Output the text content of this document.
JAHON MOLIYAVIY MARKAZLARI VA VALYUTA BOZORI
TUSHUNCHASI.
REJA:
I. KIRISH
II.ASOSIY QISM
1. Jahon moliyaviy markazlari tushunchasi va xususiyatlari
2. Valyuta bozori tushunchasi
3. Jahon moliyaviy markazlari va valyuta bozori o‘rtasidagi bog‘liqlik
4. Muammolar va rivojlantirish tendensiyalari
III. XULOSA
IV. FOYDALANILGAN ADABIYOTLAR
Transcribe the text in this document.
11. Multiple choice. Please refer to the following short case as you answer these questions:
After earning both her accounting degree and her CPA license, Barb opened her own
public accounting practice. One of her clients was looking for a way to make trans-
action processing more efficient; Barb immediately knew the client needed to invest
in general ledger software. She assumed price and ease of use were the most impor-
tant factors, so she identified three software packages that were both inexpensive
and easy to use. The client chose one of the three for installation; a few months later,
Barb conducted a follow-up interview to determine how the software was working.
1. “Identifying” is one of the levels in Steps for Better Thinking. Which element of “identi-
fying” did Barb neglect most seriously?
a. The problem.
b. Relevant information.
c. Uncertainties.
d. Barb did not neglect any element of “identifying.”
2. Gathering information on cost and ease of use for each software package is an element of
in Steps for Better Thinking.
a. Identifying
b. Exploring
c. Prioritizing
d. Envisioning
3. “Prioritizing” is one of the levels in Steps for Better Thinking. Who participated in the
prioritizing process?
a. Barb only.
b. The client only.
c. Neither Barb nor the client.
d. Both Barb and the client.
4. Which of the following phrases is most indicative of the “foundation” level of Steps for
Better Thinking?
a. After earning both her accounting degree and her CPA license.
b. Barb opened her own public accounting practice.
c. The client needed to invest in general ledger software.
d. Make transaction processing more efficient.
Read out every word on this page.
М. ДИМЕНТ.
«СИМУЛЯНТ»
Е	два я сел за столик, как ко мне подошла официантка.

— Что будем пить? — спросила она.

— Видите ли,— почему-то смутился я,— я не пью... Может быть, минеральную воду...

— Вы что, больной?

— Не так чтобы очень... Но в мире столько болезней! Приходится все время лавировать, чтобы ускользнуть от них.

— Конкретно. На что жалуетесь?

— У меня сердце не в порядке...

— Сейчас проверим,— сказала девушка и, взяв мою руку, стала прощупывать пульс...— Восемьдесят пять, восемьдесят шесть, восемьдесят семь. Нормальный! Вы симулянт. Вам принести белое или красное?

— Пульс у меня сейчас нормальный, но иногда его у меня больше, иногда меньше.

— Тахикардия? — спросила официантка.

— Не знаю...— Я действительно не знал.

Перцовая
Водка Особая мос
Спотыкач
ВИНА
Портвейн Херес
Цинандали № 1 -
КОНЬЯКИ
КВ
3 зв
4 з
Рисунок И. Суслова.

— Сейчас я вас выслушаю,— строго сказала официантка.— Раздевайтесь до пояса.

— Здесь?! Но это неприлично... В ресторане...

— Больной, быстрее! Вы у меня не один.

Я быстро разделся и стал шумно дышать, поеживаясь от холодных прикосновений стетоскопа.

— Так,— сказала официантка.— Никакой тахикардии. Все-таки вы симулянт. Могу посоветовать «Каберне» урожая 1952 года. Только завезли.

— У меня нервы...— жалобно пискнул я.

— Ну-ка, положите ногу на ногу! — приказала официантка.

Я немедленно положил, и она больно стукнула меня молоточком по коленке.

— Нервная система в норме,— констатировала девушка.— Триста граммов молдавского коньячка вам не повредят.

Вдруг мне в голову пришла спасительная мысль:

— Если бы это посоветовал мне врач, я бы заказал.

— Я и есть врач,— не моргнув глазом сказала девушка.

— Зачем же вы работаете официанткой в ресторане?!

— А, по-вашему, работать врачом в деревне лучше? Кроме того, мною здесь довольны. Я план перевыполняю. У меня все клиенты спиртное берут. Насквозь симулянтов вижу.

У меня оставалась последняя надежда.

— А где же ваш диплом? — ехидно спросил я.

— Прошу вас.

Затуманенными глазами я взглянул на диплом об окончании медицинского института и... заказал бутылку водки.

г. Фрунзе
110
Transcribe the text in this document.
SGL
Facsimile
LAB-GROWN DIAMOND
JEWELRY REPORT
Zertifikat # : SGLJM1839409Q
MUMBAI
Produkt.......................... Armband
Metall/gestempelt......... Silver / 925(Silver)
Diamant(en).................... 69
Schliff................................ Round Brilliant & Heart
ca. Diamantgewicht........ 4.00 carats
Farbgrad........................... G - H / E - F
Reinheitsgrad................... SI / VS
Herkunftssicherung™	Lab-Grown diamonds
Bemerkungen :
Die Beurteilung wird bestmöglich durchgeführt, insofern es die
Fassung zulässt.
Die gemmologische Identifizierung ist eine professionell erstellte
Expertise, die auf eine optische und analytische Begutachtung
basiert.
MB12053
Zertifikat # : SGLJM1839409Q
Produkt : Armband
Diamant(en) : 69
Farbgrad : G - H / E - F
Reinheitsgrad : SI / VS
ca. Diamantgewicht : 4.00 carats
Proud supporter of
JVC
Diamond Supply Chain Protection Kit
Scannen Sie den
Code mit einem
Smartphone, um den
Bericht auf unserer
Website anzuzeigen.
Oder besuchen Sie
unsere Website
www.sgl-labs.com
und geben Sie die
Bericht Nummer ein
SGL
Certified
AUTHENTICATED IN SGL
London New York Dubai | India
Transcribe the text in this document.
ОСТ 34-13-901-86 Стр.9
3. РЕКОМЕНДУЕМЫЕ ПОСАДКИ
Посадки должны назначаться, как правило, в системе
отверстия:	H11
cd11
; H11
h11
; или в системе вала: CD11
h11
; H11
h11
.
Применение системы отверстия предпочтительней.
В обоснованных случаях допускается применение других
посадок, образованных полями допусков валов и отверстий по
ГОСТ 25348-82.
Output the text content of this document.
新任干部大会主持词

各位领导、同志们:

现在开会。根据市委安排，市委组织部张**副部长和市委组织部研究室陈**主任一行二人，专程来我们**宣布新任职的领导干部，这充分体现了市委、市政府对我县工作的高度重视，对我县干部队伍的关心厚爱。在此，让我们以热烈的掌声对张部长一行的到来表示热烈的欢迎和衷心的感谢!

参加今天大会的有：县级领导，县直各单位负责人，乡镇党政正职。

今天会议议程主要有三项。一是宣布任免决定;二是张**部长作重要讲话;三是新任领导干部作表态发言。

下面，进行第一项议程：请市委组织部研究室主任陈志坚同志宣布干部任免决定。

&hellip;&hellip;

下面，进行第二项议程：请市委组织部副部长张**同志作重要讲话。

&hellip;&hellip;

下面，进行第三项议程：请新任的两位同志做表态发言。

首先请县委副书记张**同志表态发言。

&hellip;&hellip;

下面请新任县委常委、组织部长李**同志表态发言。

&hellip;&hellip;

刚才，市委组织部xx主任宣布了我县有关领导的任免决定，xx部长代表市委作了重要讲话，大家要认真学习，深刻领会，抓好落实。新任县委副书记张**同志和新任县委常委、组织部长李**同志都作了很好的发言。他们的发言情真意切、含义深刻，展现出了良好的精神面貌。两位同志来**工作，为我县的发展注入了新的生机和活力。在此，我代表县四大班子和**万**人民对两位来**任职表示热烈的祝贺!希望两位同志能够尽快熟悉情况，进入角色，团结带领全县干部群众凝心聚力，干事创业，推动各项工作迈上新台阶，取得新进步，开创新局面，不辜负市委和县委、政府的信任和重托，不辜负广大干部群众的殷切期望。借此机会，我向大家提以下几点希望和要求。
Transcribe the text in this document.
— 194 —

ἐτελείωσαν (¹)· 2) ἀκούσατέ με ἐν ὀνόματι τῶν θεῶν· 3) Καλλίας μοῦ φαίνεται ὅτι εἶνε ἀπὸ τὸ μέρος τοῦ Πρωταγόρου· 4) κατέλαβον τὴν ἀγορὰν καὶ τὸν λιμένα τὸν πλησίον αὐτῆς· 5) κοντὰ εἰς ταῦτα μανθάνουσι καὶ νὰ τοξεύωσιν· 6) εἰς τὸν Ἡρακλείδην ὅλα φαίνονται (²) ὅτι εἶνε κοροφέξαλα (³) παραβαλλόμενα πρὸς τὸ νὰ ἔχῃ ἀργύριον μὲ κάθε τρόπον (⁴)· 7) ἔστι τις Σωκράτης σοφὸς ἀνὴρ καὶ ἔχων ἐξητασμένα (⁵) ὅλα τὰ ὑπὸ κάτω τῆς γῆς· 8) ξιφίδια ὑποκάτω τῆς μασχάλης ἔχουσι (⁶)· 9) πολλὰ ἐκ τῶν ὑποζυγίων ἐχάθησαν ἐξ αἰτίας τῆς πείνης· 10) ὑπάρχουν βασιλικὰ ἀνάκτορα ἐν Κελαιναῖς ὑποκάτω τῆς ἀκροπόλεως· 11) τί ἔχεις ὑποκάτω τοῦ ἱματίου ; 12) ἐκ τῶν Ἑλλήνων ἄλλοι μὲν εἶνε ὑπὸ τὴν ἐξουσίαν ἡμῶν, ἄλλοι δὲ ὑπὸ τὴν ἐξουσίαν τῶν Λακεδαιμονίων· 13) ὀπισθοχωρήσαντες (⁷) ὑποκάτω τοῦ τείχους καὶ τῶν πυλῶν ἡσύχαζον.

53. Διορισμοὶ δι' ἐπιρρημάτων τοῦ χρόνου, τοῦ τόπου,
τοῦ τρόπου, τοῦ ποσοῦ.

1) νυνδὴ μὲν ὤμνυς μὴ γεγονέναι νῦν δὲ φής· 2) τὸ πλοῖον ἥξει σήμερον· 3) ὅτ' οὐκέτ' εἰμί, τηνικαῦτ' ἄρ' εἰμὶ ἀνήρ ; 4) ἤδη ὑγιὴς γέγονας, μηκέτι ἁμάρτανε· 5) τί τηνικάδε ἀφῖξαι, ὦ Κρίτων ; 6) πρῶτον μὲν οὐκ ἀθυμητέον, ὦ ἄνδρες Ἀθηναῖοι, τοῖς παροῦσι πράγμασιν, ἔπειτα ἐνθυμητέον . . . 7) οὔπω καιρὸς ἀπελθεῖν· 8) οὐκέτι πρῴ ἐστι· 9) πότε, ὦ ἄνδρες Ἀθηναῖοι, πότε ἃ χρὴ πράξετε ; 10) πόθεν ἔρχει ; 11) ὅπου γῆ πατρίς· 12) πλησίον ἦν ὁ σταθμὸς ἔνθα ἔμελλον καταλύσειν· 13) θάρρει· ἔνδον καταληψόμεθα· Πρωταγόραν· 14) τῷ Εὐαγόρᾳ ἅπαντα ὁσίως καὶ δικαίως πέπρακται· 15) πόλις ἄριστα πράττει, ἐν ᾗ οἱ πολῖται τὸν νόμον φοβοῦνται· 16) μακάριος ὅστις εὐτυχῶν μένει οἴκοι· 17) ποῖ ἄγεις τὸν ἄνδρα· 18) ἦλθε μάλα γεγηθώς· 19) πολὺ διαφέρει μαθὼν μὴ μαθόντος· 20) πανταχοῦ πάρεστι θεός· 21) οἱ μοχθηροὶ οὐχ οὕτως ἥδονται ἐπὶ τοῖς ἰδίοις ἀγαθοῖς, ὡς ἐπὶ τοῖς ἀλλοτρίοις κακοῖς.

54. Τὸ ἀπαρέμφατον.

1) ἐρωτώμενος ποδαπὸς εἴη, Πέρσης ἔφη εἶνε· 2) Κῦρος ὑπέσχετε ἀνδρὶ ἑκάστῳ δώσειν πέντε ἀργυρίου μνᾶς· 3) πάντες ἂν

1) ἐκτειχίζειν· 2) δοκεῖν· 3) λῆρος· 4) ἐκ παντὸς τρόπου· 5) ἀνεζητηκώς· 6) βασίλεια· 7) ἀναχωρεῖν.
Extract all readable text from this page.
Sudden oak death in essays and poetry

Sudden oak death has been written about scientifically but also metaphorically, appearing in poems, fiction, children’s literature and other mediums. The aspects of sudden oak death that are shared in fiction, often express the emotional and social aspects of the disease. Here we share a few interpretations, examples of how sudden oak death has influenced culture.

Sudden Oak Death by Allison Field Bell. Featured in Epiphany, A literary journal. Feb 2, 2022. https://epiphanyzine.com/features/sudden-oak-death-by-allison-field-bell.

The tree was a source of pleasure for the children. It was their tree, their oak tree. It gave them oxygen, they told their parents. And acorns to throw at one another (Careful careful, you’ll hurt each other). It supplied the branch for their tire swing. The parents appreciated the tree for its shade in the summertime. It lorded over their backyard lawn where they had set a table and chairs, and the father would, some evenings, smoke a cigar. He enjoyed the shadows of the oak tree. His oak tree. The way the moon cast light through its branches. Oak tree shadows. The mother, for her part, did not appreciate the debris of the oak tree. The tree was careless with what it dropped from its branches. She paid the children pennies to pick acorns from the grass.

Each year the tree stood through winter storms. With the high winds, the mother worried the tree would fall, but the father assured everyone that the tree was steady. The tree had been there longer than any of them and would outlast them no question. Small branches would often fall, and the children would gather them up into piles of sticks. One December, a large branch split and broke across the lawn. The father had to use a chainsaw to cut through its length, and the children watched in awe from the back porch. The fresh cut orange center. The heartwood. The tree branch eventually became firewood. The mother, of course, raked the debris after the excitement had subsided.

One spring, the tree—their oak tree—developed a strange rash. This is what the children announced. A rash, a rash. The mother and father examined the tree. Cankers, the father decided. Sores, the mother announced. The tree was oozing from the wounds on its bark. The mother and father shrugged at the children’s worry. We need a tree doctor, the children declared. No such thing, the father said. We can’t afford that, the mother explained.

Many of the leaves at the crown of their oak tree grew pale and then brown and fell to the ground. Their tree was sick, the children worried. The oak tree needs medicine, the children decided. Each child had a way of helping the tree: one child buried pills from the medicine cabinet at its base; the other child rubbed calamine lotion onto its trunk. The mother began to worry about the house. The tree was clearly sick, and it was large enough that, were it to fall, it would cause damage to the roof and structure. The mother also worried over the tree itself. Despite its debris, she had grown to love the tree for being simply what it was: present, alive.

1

- - -

Determine how many lines of the listing above include the word "worry", and report that number only.

2